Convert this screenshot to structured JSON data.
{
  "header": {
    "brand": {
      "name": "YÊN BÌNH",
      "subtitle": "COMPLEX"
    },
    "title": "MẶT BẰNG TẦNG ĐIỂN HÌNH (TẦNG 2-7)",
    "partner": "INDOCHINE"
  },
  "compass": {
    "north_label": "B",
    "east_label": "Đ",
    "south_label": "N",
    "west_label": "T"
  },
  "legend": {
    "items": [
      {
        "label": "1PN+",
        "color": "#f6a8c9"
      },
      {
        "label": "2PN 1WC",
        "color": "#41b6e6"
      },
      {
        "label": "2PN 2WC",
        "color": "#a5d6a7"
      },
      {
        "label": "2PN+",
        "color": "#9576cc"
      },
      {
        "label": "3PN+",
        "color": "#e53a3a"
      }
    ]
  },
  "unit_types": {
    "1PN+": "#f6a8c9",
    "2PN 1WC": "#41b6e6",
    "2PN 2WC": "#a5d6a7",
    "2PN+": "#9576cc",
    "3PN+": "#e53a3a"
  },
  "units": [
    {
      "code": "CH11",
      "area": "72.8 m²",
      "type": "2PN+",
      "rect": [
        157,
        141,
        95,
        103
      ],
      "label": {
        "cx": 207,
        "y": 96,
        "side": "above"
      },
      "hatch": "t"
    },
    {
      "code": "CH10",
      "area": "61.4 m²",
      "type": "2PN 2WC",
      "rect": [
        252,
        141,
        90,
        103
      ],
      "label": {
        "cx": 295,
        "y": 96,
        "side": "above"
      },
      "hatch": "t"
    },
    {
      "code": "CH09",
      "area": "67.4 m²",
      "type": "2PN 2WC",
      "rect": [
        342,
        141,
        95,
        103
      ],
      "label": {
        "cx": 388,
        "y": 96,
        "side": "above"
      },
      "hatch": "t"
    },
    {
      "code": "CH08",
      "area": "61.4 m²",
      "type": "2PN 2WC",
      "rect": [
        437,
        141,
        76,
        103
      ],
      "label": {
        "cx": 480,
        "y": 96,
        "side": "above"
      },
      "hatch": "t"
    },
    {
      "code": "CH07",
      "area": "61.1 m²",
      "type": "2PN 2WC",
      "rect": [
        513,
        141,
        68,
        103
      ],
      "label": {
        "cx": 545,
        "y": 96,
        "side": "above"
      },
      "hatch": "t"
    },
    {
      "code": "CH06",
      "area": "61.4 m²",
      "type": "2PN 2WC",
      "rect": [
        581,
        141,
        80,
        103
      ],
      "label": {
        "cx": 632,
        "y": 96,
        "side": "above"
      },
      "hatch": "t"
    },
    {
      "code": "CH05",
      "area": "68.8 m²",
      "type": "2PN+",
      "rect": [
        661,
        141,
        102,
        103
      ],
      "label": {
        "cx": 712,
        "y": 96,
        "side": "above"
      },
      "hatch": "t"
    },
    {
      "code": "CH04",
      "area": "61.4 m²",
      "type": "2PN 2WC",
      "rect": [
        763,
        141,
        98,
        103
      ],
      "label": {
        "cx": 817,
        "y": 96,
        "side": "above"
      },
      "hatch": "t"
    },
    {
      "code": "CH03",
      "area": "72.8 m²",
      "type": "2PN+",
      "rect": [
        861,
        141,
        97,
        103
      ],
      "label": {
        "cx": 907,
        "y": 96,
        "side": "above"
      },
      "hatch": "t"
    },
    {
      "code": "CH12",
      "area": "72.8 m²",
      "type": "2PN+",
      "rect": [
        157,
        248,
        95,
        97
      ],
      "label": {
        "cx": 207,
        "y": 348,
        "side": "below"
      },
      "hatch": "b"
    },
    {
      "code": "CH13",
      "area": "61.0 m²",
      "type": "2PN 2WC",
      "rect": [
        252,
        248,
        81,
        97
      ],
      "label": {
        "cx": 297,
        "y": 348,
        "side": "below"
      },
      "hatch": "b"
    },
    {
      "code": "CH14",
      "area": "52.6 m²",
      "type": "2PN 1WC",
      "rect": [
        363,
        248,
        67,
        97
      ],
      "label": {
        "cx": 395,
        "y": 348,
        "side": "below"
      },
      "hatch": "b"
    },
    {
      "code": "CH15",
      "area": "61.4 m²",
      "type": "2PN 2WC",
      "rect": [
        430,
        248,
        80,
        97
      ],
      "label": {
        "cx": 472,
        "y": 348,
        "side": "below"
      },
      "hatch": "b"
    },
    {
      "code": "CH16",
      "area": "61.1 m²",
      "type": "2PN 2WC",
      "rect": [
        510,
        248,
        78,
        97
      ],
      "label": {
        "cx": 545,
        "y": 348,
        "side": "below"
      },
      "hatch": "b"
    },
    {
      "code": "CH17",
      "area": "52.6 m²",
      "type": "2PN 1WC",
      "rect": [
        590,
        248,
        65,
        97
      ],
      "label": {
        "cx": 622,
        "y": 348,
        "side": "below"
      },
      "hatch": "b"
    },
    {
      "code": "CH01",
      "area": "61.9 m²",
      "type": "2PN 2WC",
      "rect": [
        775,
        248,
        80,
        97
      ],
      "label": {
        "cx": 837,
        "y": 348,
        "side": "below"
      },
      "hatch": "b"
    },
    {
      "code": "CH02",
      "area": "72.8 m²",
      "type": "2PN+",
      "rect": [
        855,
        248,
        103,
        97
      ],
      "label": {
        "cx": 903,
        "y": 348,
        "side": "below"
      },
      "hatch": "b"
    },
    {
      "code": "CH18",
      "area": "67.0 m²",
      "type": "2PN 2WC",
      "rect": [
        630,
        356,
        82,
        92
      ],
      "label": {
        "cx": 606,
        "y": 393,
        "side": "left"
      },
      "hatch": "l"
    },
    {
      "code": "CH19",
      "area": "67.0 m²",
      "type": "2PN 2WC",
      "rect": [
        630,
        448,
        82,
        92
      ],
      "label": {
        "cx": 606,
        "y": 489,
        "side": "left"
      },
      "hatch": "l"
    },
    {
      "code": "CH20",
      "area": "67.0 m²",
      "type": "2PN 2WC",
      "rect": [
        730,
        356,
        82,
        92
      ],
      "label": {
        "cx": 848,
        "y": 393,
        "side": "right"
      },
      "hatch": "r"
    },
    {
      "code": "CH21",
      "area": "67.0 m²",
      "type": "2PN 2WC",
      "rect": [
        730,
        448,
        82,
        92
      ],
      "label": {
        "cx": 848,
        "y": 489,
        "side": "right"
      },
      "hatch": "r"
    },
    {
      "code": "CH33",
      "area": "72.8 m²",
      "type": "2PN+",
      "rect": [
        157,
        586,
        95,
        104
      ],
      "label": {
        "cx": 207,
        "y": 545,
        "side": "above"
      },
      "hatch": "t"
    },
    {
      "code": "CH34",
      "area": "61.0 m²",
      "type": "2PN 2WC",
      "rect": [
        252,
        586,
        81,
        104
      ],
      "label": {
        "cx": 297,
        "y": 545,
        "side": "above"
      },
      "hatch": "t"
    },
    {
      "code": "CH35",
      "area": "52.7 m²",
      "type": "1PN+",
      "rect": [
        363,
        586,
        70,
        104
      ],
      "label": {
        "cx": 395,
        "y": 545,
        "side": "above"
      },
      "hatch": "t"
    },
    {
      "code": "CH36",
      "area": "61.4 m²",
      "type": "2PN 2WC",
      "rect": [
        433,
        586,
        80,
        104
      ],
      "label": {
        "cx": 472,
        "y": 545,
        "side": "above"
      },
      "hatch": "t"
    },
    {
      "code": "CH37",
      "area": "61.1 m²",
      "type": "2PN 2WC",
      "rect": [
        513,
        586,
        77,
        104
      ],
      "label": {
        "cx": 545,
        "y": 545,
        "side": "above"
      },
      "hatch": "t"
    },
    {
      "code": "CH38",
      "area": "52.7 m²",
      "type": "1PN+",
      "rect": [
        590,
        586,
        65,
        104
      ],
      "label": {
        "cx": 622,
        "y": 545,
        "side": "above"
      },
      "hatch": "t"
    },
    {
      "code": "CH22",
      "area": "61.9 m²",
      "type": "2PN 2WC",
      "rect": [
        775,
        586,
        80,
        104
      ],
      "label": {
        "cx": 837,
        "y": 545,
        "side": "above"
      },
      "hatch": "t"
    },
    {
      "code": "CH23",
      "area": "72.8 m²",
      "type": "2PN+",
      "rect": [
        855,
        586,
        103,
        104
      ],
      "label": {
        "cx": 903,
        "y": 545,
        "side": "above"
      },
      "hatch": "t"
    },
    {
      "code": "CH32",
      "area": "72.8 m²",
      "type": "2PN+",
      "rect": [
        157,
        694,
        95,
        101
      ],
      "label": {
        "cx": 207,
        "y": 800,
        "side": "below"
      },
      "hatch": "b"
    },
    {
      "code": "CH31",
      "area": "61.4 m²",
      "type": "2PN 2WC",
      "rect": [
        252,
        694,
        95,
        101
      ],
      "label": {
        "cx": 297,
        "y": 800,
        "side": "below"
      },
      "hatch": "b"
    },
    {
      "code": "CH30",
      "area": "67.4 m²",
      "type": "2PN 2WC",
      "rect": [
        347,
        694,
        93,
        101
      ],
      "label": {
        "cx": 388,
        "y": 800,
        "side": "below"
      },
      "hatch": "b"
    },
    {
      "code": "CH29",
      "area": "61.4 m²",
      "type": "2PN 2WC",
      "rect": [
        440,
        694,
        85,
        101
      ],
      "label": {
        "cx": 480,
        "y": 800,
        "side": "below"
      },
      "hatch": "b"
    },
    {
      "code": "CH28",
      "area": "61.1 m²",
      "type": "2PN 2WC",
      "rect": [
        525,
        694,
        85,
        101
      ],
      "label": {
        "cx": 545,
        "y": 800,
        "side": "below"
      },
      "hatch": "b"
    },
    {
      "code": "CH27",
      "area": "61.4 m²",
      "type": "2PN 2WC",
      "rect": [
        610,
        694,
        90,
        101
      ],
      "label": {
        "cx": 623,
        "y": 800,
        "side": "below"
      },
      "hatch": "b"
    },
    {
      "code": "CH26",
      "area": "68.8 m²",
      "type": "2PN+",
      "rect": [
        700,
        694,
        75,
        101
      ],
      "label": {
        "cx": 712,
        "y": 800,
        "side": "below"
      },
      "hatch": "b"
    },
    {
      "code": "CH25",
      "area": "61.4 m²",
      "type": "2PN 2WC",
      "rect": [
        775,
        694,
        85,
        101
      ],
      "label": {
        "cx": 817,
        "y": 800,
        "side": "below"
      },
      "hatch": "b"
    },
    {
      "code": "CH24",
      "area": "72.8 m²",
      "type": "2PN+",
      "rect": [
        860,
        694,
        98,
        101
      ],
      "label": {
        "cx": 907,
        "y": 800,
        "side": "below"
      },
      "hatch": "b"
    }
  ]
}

_ _ _ _ _

_Set exercise_
Search the records above for "color". Copy each line where it is found.

_Finished answer_
        "color": "#f6a8c9"
        "color": "#41b6e6"
        "color": "#a5d6a7"
        "color": "#9576cc"
        "color": "#e53a3a"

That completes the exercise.